▶ [RECORD SET]
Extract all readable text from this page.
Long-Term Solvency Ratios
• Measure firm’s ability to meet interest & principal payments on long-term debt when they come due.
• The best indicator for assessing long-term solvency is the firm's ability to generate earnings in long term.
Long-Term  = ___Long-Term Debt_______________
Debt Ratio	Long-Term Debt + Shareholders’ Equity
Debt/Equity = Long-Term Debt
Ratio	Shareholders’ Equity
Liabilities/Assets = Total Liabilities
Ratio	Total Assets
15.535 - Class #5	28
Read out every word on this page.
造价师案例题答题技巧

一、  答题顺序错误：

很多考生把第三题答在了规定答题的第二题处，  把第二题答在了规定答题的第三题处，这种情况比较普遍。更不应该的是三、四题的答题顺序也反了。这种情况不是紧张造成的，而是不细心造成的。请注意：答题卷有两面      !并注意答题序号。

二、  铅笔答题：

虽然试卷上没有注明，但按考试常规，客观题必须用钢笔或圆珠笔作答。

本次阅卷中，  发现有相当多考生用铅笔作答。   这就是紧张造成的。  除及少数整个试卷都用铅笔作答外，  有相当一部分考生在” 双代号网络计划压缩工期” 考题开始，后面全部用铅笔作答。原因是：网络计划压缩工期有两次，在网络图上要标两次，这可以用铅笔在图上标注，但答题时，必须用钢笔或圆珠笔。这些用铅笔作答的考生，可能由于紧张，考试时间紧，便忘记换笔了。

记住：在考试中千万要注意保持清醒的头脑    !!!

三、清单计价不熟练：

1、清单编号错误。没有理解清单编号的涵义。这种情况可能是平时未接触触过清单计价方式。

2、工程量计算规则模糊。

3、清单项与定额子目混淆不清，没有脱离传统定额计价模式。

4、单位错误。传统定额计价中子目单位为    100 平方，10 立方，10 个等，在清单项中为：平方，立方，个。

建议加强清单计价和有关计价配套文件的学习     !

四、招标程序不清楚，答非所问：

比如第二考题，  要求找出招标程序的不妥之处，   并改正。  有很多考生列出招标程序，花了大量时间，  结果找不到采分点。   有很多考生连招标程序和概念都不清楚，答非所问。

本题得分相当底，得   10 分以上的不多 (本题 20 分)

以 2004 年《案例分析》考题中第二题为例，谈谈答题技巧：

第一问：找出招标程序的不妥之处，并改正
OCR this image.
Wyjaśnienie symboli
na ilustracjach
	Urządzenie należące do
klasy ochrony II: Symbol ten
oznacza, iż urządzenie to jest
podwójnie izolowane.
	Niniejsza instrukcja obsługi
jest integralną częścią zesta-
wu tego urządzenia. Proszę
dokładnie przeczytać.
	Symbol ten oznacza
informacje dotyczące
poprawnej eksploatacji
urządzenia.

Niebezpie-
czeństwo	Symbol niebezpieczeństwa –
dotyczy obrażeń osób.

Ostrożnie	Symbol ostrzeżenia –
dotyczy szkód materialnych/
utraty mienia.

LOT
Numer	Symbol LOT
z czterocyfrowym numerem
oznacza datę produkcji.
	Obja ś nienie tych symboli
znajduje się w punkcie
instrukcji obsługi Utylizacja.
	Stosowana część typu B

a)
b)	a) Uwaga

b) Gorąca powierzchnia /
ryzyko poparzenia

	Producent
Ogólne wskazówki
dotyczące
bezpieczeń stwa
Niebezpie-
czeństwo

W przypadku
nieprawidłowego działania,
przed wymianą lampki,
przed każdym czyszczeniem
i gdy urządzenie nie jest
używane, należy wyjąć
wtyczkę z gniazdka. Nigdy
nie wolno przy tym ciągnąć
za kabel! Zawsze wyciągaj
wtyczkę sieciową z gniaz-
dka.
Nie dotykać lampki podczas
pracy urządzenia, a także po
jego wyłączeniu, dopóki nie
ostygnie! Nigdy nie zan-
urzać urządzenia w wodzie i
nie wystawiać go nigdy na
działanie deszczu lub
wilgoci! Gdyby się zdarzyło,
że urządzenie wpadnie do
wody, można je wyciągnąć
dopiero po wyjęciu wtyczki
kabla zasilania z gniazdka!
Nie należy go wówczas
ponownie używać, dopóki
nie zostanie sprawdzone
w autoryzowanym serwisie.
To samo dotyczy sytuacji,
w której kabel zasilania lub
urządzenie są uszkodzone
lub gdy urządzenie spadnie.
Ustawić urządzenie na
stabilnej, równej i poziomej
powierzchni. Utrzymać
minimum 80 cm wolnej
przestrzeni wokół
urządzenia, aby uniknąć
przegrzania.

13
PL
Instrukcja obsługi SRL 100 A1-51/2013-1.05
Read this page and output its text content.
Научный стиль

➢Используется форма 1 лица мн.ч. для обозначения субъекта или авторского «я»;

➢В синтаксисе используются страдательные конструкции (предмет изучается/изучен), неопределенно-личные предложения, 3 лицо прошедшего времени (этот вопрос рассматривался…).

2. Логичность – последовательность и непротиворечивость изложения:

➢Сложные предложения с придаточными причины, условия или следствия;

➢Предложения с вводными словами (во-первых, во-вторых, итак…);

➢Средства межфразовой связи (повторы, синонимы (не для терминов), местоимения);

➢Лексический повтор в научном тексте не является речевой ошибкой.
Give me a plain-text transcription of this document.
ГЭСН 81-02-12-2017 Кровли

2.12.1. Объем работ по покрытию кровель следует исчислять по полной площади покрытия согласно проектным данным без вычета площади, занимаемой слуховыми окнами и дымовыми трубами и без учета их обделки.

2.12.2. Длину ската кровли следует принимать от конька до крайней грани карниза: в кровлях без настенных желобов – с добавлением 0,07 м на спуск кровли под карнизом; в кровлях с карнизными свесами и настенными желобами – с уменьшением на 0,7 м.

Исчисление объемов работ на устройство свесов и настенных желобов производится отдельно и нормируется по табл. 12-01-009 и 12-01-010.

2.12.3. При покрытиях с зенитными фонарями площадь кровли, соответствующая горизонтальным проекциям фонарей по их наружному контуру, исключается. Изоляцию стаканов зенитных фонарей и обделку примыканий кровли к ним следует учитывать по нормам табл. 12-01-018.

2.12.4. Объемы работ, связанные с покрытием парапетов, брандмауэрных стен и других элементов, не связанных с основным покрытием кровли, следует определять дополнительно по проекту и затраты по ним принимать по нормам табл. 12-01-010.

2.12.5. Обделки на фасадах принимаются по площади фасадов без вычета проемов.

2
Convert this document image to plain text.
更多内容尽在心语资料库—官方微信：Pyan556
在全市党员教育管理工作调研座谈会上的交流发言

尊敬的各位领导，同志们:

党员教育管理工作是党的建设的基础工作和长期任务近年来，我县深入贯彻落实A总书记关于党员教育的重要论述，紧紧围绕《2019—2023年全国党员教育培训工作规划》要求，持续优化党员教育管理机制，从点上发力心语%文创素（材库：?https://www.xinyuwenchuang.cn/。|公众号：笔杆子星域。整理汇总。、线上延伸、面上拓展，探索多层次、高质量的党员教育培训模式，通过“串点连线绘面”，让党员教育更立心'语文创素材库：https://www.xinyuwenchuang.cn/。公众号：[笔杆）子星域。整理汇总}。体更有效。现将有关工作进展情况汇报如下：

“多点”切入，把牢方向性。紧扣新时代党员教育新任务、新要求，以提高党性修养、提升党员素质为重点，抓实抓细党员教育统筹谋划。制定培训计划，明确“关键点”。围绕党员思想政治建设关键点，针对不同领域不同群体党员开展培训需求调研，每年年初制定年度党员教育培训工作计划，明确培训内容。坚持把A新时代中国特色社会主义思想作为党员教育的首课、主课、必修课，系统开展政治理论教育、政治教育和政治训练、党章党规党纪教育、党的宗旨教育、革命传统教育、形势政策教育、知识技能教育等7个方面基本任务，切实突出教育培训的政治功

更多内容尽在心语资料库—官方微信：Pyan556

▶ [STATED EXERCISE] Return the full listing, character for character.

▶ [RIGHT ANSWER]
Extract all readable text from this page.
Long-Term Solvency Ratios
• Measure firm’s ability to meet interest & principal payments on long-term debt when they come due.
• The best indicator for assessing long-term solvency is the firm's ability to generate earnings in long term.
Long-Term  = ___Long-Term Debt_______________
Debt Ratio	Long-Term Debt + Shareholders’ Equity
Debt/Equity = Long-Term Debt
Ratio	Shareholders’ Equity
Liabilities/Assets = Total Liabilities
Ratio	Total Assets
15.535 - Class #5	28
Read out every word on this page.
造价师案例题答题技巧

一、  答题顺序错误：

很多考生把第三题答在了规定答题的第二题处，  把第二题答在了规定答题的第三题处，这种情况比较普遍。更不应该的是三、四题的答题顺序也反了。这种情况不是紧张造成的，而是不细心造成的。请注意：答题卷有两面      !并注意答题序号。

二、  铅笔答题：

虽然试卷上没有注明，但按考试常规，客观题必须用钢笔或圆珠笔作答。

本次阅卷中，  发现有相当多考生用铅笔作答。   这就是紧张造成的。  除及少数整个试卷都用铅笔作答外，  有相当一部分考生在” 双代号网络计划压缩工期” 考题开始，后面全部用铅笔作答。原因是：网络计划压缩工期有两次，在网络图上要标两次，这可以用铅笔在图上标注，但答题时，必须用钢笔或圆珠笔。这些用铅笔作答的考生，可能由于紧张，考试时间紧，便忘记换笔了。

记住：在考试中千万要注意保持清醒的头脑    !!!

三、清单计价不熟练：

1、清单编号错误。没有理解清单编号的涵义。这种情况可能是平时未接触触过清单计价方式。

2、工程量计算规则模糊。

3、清单项与定额子目混淆不清，没有脱离传统定额计价模式。

4、单位错误。传统定额计价中子目单位为    100 平方，10 立方，10 个等，在清单项中为：平方，立方，个。

建议加强清单计价和有关计价配套文件的学习     !

四、招标程序不清楚，答非所问：

比如第二考题，  要求找出招标程序的不妥之处，   并改正。  有很多考生列出招标程序，花了大量时间，  结果找不到采分点。   有很多考生连招标程序和概念都不清楚，答非所问。

本题得分相当底，得   10 分以上的不多 (本题 20 分)

以 2004 年《案例分析》考题中第二题为例，谈谈答题技巧：

第一问：找出招标程序的不妥之处，并改正
OCR this image.
Wyjaśnienie symboli
na ilustracjach
	Urządzenie należące do
klasy ochrony II: Symbol ten
oznacza, iż urządzenie to jest
podwójnie izolowane.
	Niniejsza instrukcja obsługi
jest integralną częścią zesta-
wu tego urządzenia. Proszę
dokładnie przeczytać.
	Symbol ten oznacza
informacje dotyczące
poprawnej eksploatacji
urządzenia.

Niebezpie-
czeństwo	Symbol niebezpieczeństwa –
dotyczy obrażeń osób.

Ostrożnie	Symbol ostrzeżenia –
dotyczy szkód materialnych/
utraty mienia.

LOT
Numer	Symbol LOT
z czterocyfrowym numerem
oznacza datę produkcji.
	Obja ś nienie tych symboli
znajduje się w punkcie
instrukcji obsługi Utylizacja.
	Stosowana część typu B

a)
b)	a) Uwaga

b) Gorąca powierzchnia /
ryzyko poparzenia

	Producent
Ogólne wskazówki
dotyczące
bezpieczeń stwa
Niebezpie-
czeństwo

W przypadku
nieprawidłowego działania,
przed wymianą lampki,
przed każdym czyszczeniem
i gdy urządzenie nie jest
używane, należy wyjąć
wtyczkę z gniazdka. Nigdy
nie wolno przy tym ciągnąć
za kabel! Zawsze wyciągaj
wtyczkę sieciową z gniaz-
dka.
Nie dotykać lampki podczas
pracy urządzenia, a także po
jego wyłączeniu, dopóki nie
ostygnie! Nigdy nie zan-
urzać urządzenia w wodzie i
nie wystawiać go nigdy na
działanie deszczu lub
wilgoci! Gdyby się zdarzyło,
że urządzenie wpadnie do
wody, można je wyciągnąć
dopiero po wyjęciu wtyczki
kabla zasilania z gniazdka!
Nie należy go wówczas
ponownie używać, dopóki
nie zostanie sprawdzone
w autoryzowanym serwisie.
To samo dotyczy sytuacji,
w której kabel zasilania lub
urządzenie są uszkodzone
lub gdy urządzenie spadnie.
Ustawić urządzenie na
stabilnej, równej i poziomej
powierzchni. Utrzymać
minimum 80 cm wolnej
przestrzeni wokół
urządzenia, aby uniknąć
przegrzania.

13
PL
Instrukcja obsługi SRL 100 A1-51/2013-1.05
Read this page and output its text content.
Научный стиль

➢Используется форма 1 лица мн.ч. для обозначения субъекта или авторского «я»;

➢В синтаксисе используются страдательные конструкции (предмет изучается/изучен), неопределенно-личные предложения, 3 лицо прошедшего времени (этот вопрос рассматривался…).

2. Логичность – последовательность и непротиворечивость изложения:

➢Сложные предложения с придаточными причины, условия или следствия;

➢Предложения с вводными словами (во-первых, во-вторых, итак…);

➢Средства межфразовой связи (повторы, синонимы (не для терминов), местоимения);

➢Лексический повтор в научном тексте не является речевой ошибкой.
Give me a plain-text transcription of this document.
ГЭСН 81-02-12-2017 Кровли

2.12.1. Объем работ по покрытию кровель следует исчислять по полной площади покрытия согласно проектным данным без вычета площади, занимаемой слуховыми окнами и дымовыми трубами и без учета их обделки.

2.12.2. Длину ската кровли следует принимать от конька до крайней грани карниза: в кровлях без настенных желобов – с добавлением 0,07 м на спуск кровли под карнизом; в кровлях с карнизными свесами и настенными желобами – с уменьшением на 0,7 м.

Исчисление объемов работ на устройство свесов и настенных желобов производится отдельно и нормируется по табл. 12-01-009 и 12-01-010.

2.12.3. При покрытиях с зенитными фонарями площадь кровли, соответствующая горизонтальным проекциям фонарей по их наружному контуру, исключается. Изоляцию стаканов зенитных фонарей и обделку примыканий кровли к ним следует учитывать по нормам табл. 12-01-018.

2.12.4. Объемы работ, связанные с покрытием парапетов, брандмауэрных стен и других элементов, не связанных с основным покрытием кровли, следует определять дополнительно по проекту и затраты по ним принимать по нормам табл. 12-01-010.

2.12.5. Обделки на фасадах принимаются по площади фасадов без вычета проемов.

2
Convert this document image to plain text.
更多内容尽在心语资料库—官方微信：Pyan556
在全市党员教育管理工作调研座谈会上的交流发言

尊敬的各位领导，同志们:

党员教育管理工作是党的建设的基础工作和长期任务近年来，我县深入贯彻落实A总书记关于党员教育的重要论述，紧紧围绕《2019—2023年全国党员教育培训工作规划》要求，持续优化党员教育管理机制，从点上发力心语%文创素（材库：?https://www.xinyuwenchuang.cn/。|公众号：笔杆子星域。整理汇总。、线上延伸、面上拓展，探索多层次、高质量的党员教育培训模式，通过“串点连线绘面”，让党员教育更立心'语文创素材库：https://www.xinyuwenchuang.cn/。公众号：[笔杆）子星域。整理汇总}。体更有效。现将有关工作进展情况汇报如下：

“多点”切入，把牢方向性。紧扣新时代党员教育新任务、新要求，以提高党性修养、提升党员素质为重点，抓实抓细党员教育统筹谋划。制定培训计划，明确“关键点”。围绕党员思想政治建设关键点，针对不同领域不同群体党员开展培训需求调研，每年年初制定年度党员教育培训工作计划，明确培训内容。坚持把A新时代中国特色社会主义思想作为党员教育的首课、主课、必修课，系统开展政治理论教育、政治教育和政治训练、党章党规党纪教育、党的宗旨教育、革命传统教育、形势政策教育、知识技能教育等7个方面基本任务，切实突出教育培训的政治功

更多内容尽在心语资料库—官方微信：Pyan556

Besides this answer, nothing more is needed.